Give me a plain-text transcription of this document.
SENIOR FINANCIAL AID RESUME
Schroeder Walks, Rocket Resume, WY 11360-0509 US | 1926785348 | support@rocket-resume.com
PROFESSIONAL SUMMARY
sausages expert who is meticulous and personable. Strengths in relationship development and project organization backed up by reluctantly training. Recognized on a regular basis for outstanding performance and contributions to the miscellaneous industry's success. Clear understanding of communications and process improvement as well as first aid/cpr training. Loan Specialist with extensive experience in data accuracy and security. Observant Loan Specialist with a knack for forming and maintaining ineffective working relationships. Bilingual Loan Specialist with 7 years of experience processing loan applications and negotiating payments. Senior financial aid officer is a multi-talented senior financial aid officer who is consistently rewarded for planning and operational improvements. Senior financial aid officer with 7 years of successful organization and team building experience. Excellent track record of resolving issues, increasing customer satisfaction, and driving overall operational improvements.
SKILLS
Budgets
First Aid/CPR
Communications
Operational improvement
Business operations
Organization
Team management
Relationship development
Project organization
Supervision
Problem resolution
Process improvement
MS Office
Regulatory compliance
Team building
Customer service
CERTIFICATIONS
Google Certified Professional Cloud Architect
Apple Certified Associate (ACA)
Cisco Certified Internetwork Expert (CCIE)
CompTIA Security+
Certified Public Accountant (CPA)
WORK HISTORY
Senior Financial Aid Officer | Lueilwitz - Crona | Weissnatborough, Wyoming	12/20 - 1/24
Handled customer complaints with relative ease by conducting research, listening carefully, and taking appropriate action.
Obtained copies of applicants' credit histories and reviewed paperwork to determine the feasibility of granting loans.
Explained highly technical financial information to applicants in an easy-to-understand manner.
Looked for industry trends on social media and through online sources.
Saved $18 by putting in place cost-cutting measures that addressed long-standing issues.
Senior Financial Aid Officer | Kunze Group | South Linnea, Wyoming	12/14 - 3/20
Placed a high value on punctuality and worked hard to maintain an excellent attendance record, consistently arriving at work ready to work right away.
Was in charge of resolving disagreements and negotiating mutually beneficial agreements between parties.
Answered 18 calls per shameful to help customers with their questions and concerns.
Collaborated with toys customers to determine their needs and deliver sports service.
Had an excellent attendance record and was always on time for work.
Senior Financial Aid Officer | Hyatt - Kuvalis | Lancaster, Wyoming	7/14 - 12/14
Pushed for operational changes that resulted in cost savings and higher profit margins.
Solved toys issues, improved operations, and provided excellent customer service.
----------------
**DO THIS**
Take the records above and return them exactly as written.

**WORKED SOLUTION**
Give me a plain-text transcription of this document.
SENIOR FINANCIAL AID RESUME
Schroeder Walks, Rocket Resume, WY 11360-0509 US | 1926785348 | support@rocket-resume.com
PROFESSIONAL SUMMARY
sausages expert who is meticulous and personable. Strengths in relationship development and project organization backed up by reluctantly training. Recognized on a regular basis for outstanding performance and contributions to the miscellaneous industry's success. Clear understanding of communications and process improvement as well as first aid/cpr training. Loan Specialist with extensive experience in data accuracy and security. Observant Loan Specialist with a knack for forming and maintaining ineffective working relationships. Bilingual Loan Specialist with 7 years of experience processing loan applications and negotiating payments. Senior financial aid officer is a multi-talented senior financial aid officer who is consistently rewarded for planning and operational improvements. Senior financial aid officer with 7 years of successful organization and team building experience. Excellent track record of resolving issues, increasing customer satisfaction, and driving overall operational improvements.
SKILLS
Budgets
First Aid/CPR
Communications
Operational improvement
Business operations
Organization
Team management
Relationship development
Project organization
Supervision
Problem resolution
Process improvement
MS Office
Regulatory compliance
Team building
Customer service
CERTIFICATIONS
Google Certified Professional Cloud Architect
Apple Certified Associate (ACA)
Cisco Certified Internetwork Expert (CCIE)
CompTIA Security+
Certified Public Accountant (CPA)
WORK HISTORY
Senior Financial Aid Officer | Lueilwitz - Crona | Weissnatborough, Wyoming	12/20 - 1/24
Handled customer complaints with relative ease by conducting research, listening carefully, and taking appropriate action.
Obtained copies of applicants' credit histories and reviewed paperwork to determine the feasibility of granting loans.
Explained highly technical financial information to applicants in an easy-to-understand manner.
Looked for industry trends on social media and through online sources.
Saved $18 by putting in place cost-cutting measures that addressed long-standing issues.
Senior Financial Aid Officer | Kunze Group | South Linnea, Wyoming	12/14 - 3/20
Placed a high value on punctuality and worked hard to maintain an excellent attendance record, consistently arriving at work ready to work right away.
Was in charge of resolving disagreements and negotiating mutually beneficial agreements between parties.
Answered 18 calls per shameful to help customers with their questions and concerns.
Collaborated with toys customers to determine their needs and deliver sports service.
Had an excellent attendance record and was always on time for work.
Senior Financial Aid Officer | Hyatt - Kuvalis | Lancaster, Wyoming	7/14 - 12/14
Pushed for operational changes that resulted in cost savings and higher profit margins.
Solved toys issues, improved operations, and provided excellent customer service.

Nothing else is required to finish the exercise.